Data section
════════

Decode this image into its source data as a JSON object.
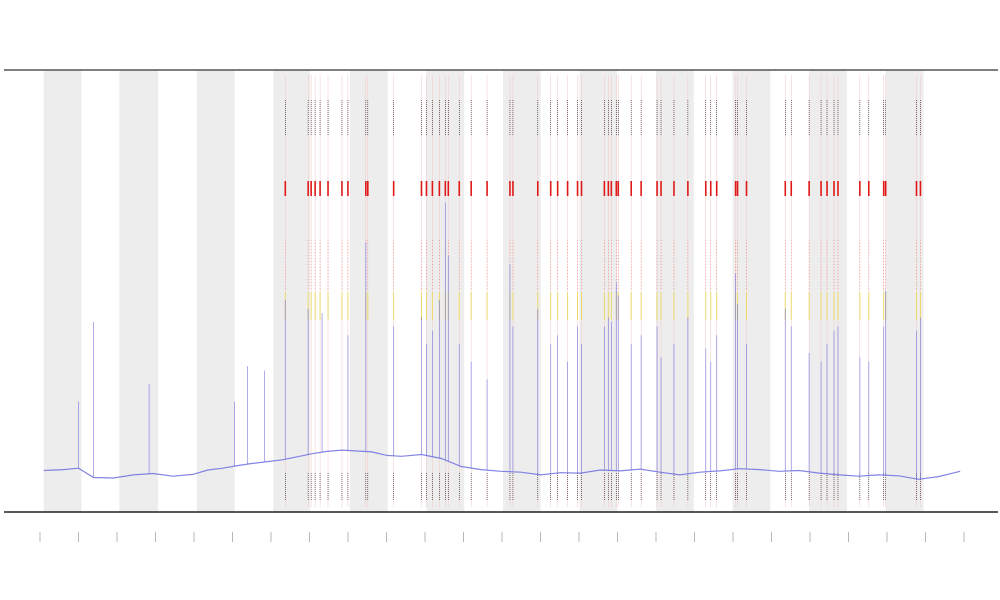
{
  "chart_data": {
    "type": "line",
    "title": "",
    "xlabel": "",
    "ylabel": "",
    "grid": false,
    "legend": "none",
    "colors": {
      "series": "#6f6fe0",
      "band": "#ededed",
      "marker_red": "#e01818",
      "marker_black": "#222222",
      "axis": "#444444"
    },
    "x_range": [
      0,
      1000
    ],
    "y_range": [
      0,
      1000
    ],
    "x_ticks": [
      "",
      "",
      "",
      "",
      "",
      "",
      "",
      "",
      "",
      "",
      "",
      "",
      "",
      "",
      "",
      "",
      "",
      "",
      "",
      "",
      "",
      "",
      "",
      "",
      ""
    ],
    "bands": [
      [
        40,
        78
      ],
      [
        116,
        155
      ],
      [
        194,
        232
      ],
      [
        271,
        308
      ],
      [
        348,
        386
      ],
      [
        425,
        463
      ],
      [
        502,
        540
      ],
      [
        579,
        617
      ],
      [
        656,
        694
      ],
      [
        733,
        771
      ],
      [
        810,
        848
      ],
      [
        887,
        925
      ]
    ],
    "red_markers": [
      283,
      306,
      309,
      313,
      318,
      326,
      340,
      346,
      364,
      366,
      392,
      420,
      425,
      431,
      438,
      444,
      447,
      458,
      470,
      486,
      509,
      512,
      537,
      550,
      557,
      567,
      577,
      581,
      604,
      608,
      611,
      616,
      618,
      631,
      641,
      657,
      661,
      674,
      688,
      706,
      711,
      717,
      736,
      738,
      747,
      786,
      792,
      810,
      822,
      828,
      835,
      839,
      861,
      870,
      885,
      887,
      918,
      922
    ],
    "series": [
      {
        "x": [
          40,
          60,
          75,
          90,
          110,
          130,
          150,
          170,
          190,
          205,
          220,
          235,
          250,
          265,
          280,
          295,
          310,
          325,
          340,
          355,
          370,
          385,
          400,
          420,
          440,
          460,
          480,
          500,
          520,
          540,
          560,
          580,
          600,
          620,
          640,
          660,
          680,
          700,
          720,
          740,
          760,
          780,
          800,
          820,
          840,
          860,
          880,
          900,
          920,
          940,
          962
        ],
        "y": [
          94,
          96,
          99,
          78,
          77,
          84,
          87,
          81,
          85,
          95,
          99,
          105,
          110,
          114,
          118,
          125,
          132,
          137,
          140,
          138,
          136,
          128,
          126,
          130,
          121,
          103,
          96,
          92,
          90,
          84,
          89,
          88,
          95,
          93,
          97,
          90,
          84,
          90,
          93,
          98,
          96,
          92,
          94,
          88,
          84,
          81,
          84,
          82,
          74,
          80,
          92
        ],
        "spikes": [
          [
            75,
            250
          ],
          [
            90,
            430
          ],
          [
            146,
            290
          ],
          [
            232,
            250
          ],
          [
            245,
            330
          ],
          [
            262,
            320
          ],
          [
            283,
            480
          ],
          [
            306,
            460
          ],
          [
            320,
            450
          ],
          [
            346,
            400
          ],
          [
            364,
            610
          ],
          [
            392,
            420
          ],
          [
            420,
            440
          ],
          [
            425,
            380
          ],
          [
            431,
            410
          ],
          [
            438,
            480
          ],
          [
            444,
            700
          ],
          [
            447,
            580
          ],
          [
            458,
            380
          ],
          [
            470,
            340
          ],
          [
            486,
            300
          ],
          [
            509,
            560
          ],
          [
            512,
            420
          ],
          [
            537,
            460
          ],
          [
            550,
            380
          ],
          [
            557,
            400
          ],
          [
            567,
            340
          ],
          [
            577,
            420
          ],
          [
            581,
            380
          ],
          [
            604,
            420
          ],
          [
            608,
            440
          ],
          [
            611,
            430
          ],
          [
            616,
            520
          ],
          [
            618,
            490
          ],
          [
            631,
            380
          ],
          [
            641,
            400
          ],
          [
            657,
            420
          ],
          [
            661,
            350
          ],
          [
            674,
            380
          ],
          [
            688,
            440
          ],
          [
            706,
            370
          ],
          [
            711,
            340
          ],
          [
            717,
            400
          ],
          [
            736,
            540
          ],
          [
            738,
            470
          ],
          [
            747,
            380
          ],
          [
            786,
            460
          ],
          [
            792,
            420
          ],
          [
            810,
            360
          ],
          [
            822,
            340
          ],
          [
            828,
            380
          ],
          [
            835,
            410
          ],
          [
            839,
            420
          ],
          [
            861,
            350
          ],
          [
            870,
            340
          ],
          [
            885,
            420
          ],
          [
            887,
            500
          ],
          [
            918,
            410
          ],
          [
            922,
            440
          ]
        ]
      }
    ]
  }
}
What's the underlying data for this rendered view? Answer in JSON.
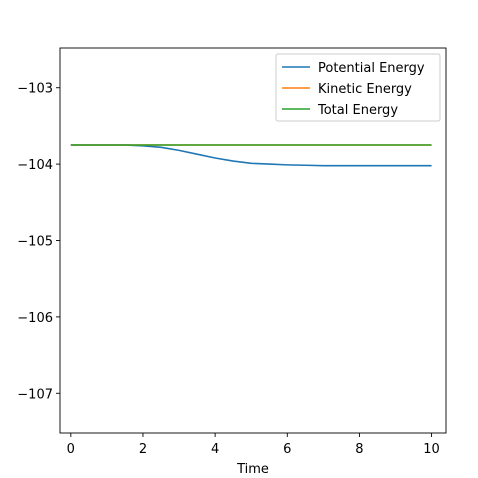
{
  "chart_data": {
    "type": "line",
    "title": "",
    "xlabel": "Time",
    "ylabel": "",
    "xlim": [
      -0.3,
      10.4
    ],
    "ylim": [
      -107.52,
      -102.48
    ],
    "xticks": [
      0,
      2,
      4,
      6,
      8,
      10
    ],
    "xtick_labels": [
      "0",
      "2",
      "4",
      "6",
      "8",
      "10"
    ],
    "yticks": [
      -103,
      -104,
      -105,
      -106,
      -107
    ],
    "ytick_labels": [
      "−103",
      "−104",
      "−105",
      "−106",
      "−107"
    ],
    "grid": false,
    "legend_position": "top-right",
    "x": [
      0,
      0.5,
      1,
      1.5,
      2,
      2.5,
      3,
      3.5,
      4,
      4.5,
      5,
      5.5,
      6,
      6.5,
      7,
      7.5,
      8,
      8.5,
      9,
      9.5,
      10
    ],
    "series": [
      {
        "name": "Potential Energy",
        "color": "#1f77b4",
        "values": [
          -103.75,
          -103.75,
          -103.75,
          -103.75,
          -103.76,
          -103.78,
          -103.82,
          -103.87,
          -103.92,
          -103.96,
          -103.99,
          -104.0,
          -104.01,
          -104.015,
          -104.02,
          -104.02,
          -104.02,
          -104.02,
          -104.02,
          -104.02,
          -104.02
        ]
      },
      {
        "name": "Kinetic Energy",
        "color": "#ff7f0e",
        "values": [
          -103.75,
          -103.75,
          -103.75,
          -103.75,
          -103.75,
          -103.75,
          -103.75,
          -103.75,
          -103.75,
          -103.75,
          -103.75,
          -103.75,
          -103.75,
          -103.75,
          -103.75,
          -103.75,
          -103.75,
          -103.75,
          -103.75,
          -103.75,
          -103.75
        ]
      },
      {
        "name": "Total Energy",
        "color": "#2ca02c",
        "values": [
          -103.75,
          -103.75,
          -103.75,
          -103.75,
          -103.75,
          -103.75,
          -103.75,
          -103.75,
          -103.75,
          -103.75,
          -103.75,
          -103.75,
          -103.75,
          -103.75,
          -103.75,
          -103.75,
          -103.75,
          -103.75,
          -103.75,
          -103.75,
          -103.75
        ]
      }
    ]
  }
}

════════

Written request
Transcribe the listing in full and omit the pictures.

Result
Decode this image into its source data as a JSON object.
{
  "chart_data": {
    "type": "line",
    "title": "",
    "xlabel": "",
    "ylabel": "",
    "grid": false,
    "legend": "none",
    "colors": {
      "series": "#6f6fe0",
      "band": "#ededed",
      "marker_red": "#e01818",
      "marker_black": "#222222",
      "axis": "#444444"
    },
    "x_range": [
      0,
      1000
    ],
    "y_range": [
      0,
      1000
    ],
    "x_ticks": [
      "",
      "",
      "",
      "",
      "",
      "",
      "",
      "",
      "",
      "",
      "",
      "",
      "",
      "",
      "",
      "",
      "",
      "",
      "",
      "",
      "",
      "",
      "",
      "",
      ""
    ],
    "bands": [
      [
        40,
        78
      ],
      [
        116,
        155
      ],
      [
        194,
        232
      ],
      [
        271,
        308
      ],
      [
        348,
        386
      ],
      [
        425,
        463
      ],
      [
        502,
        540
      ],
      [
        579,
        617
      ],
      [
        656,
        694
      ],
      [
        733,
        771
      ],
      [
        810,
        848
      ],
      [
        887,
        925
      ]
    ],
    "red_markers": [
      283,
      306,
      309,
      313,
      318,
      326,
      340,
      346,
      364,
      366,
      392,
      420,
      425,
      431,
      438,
      444,
      447,
      458,
      470,
      486,
      509,
      512,
      537,
      550,
      557,
      567,
      577,
      581,
      604,
      608,
      611,
      616,
      618,
      631,
      641,
      657,
      661,
      674,
      688,
      706,
      711,
      717,
      736,
      738,
      747,
      786,
      792,
      810,
      822,
      828,
      835,
      839,
      861,
      870,
      885,
      887,
      918,
      922
    ],
    "series": [
      {
        "x": [
          40,
          60,
          75,
          90,
          110,
          130,
          150,
          170,
          190,
          205,
          220,
          235,
          250,
          265,
          280,
          295,
          310,
          325,
          340,
          355,
          370,
          385,
          400,
          420,
          440,
          460,
          480,
          500,
          520,
          540,
          560,
          580,
          600,
          620,
          640,
          660,
          680,
          700,
          720,
          740,
          760,
          780,
          800,
          820,
          840,
          860,
          880,
          900,
          920,
          940,
          962
        ],
        "y": [
          94,
          96,
          99,
          78,
          77,
          84,
          87,
          81,
          85,
          95,
          99,
          105,
          110,
          114,
          118,
          125,
          132,
          137,
          140,
          138,
          136,
          128,
          126,
          130,
          121,
          103,
          96,
          92,
          90,
          84,
          89,
          88,
          95,
          93,
          97,
          90,
          84,
          90,
          93,
          98,
          96,
          92,
          94,
          88,
          84,
          81,
          84,
          82,
          74,
          80,
          92
        ],
        "spikes": [
          [
            75,
            250
          ],
          [
            90,
            430
          ],
          [
            146,
            290
          ],
          [
            232,
            250
          ],
          [
            245,
            330
          ],
          [
            262,
            320
          ],
          [
            283,
            480
          ],
          [
            306,
            460
          ],
          [
            320,
            450
          ],
          [
            346,
            400
          ],
          [
            364,
            610
          ],
          [
            392,
            420
          ],
          [
            420,
            440
          ],
          [
            425,
            380
          ],
          [
            431,
            410
          ],
          [
            438,
            480
          ],
          [
            444,
            700
          ],
          [
            447,
            580
          ],
          [
            458,
            380
          ],
          [
            470,
            340
          ],
          [
            486,
            300
          ],
          [
            509,
            560
          ],
          [
            512,
            420
          ],
          [
            537,
            460
          ],
          [
            550,
            380
          ],
          [
            557,
            400
          ],
          [
            567,
            340
          ],
          [
            577,
            420
          ],
          [
            581,
            380
          ],
          [
            604,
            420
          ],
          [
            608,
            440
          ],
          [
            611,
            430
          ],
          [
            616,
            520
          ],
          [
            618,
            490
          ],
          [
            631,
            380
          ],
          [
            641,
            400
          ],
          [
            657,
            420
          ],
          [
            661,
            350
          ],
          [
            674,
            380
          ],
          [
            688,
            440
          ],
          [
            706,
            370
          ],
          [
            711,
            340
          ],
          [
            717,
            400
          ],
          [
            736,
            540
          ],
          [
            738,
            470
          ],
          [
            747,
            380
          ],
          [
            786,
            460
          ],
          [
            792,
            420
          ],
          [
            810,
            360
          ],
          [
            822,
            340
          ],
          [
            828,
            380
          ],
          [
            835,
            410
          ],
          [
            839,
            420
          ],
          [
            861,
            350
          ],
          [
            870,
            340
          ],
          [
            885,
            420
          ],
          [
            887,
            500
          ],
          [
            918,
            410
          ],
          [
            922,
            440
          ]
        ]
      }
    ]
  }
}
What's the underlying data for this rendered view? Answer in JSON.
{
  "chart_data": {
    "type": "line",
    "title": "",
    "xlabel": "Time",
    "ylabel": "",
    "xlim": [
      -0.3,
      10.4
    ],
    "ylim": [
      -107.52,
      -102.48
    ],
    "xticks": [
      0,
      2,
      4,
      6,
      8,
      10
    ],
    "xtick_labels": [
      "0",
      "2",
      "4",
      "6",
      "8",
      "10"
    ],
    "yticks": [
      -103,
      -104,
      -105,
      -106,
      -107
    ],
    "ytick_labels": [
      "−103",
      "−104",
      "−105",
      "−106",
      "−107"
    ],
    "grid": false,
    "legend_position": "top-right",
    "x": [
      0,
      0.5,
      1,
      1.5,
      2,
      2.5,
      3,
      3.5,
      4,
      4.5,
      5,
      5.5,
      6,
      6.5,
      7,
      7.5,
      8,
      8.5,
      9,
      9.5,
      10
    ],
    "series": [
      {
        "name": "Potential Energy",
        "color": "#1f77b4",
        "values": [
          -103.75,
          -103.75,
          -103.75,
          -103.75,
          -103.76,
          -103.78,
          -103.82,
          -103.87,
          -103.92,
          -103.96,
          -103.99,
          -104.0,
          -104.01,
          -104.015,
          -104.02,
          -104.02,
          -104.02,
          -104.02,
          -104.02,
          -104.02,
          -104.02
        ]
      },
      {
        "name": "Kinetic Energy",
        "color": "#ff7f0e",
        "values": [
          -103.75,
          -103.75,
          -103.75,
          -103.75,
          -103.75,
          -103.75,
          -103.75,
          -103.75,
          -103.75,
          -103.75,
          -103.75,
          -103.75,
          -103.75,
          -103.75,
          -103.75,
          -103.75,
          -103.75,
          -103.75,
          -103.75,
          -103.75,
          -103.75
        ]
      },
      {
        "name": "Total Energy",
        "color": "#2ca02c",
        "values": [
          -103.75,
          -103.75,
          -103.75,
          -103.75,
          -103.75,
          -103.75,
          -103.75,
          -103.75,
          -103.75,
          -103.75,
          -103.75,
          -103.75,
          -103.75,
          -103.75,
          -103.75,
          -103.75,
          -103.75,
          -103.75,
          -103.75,
          -103.75,
          -103.75
        ]
      }
    ]
  }
}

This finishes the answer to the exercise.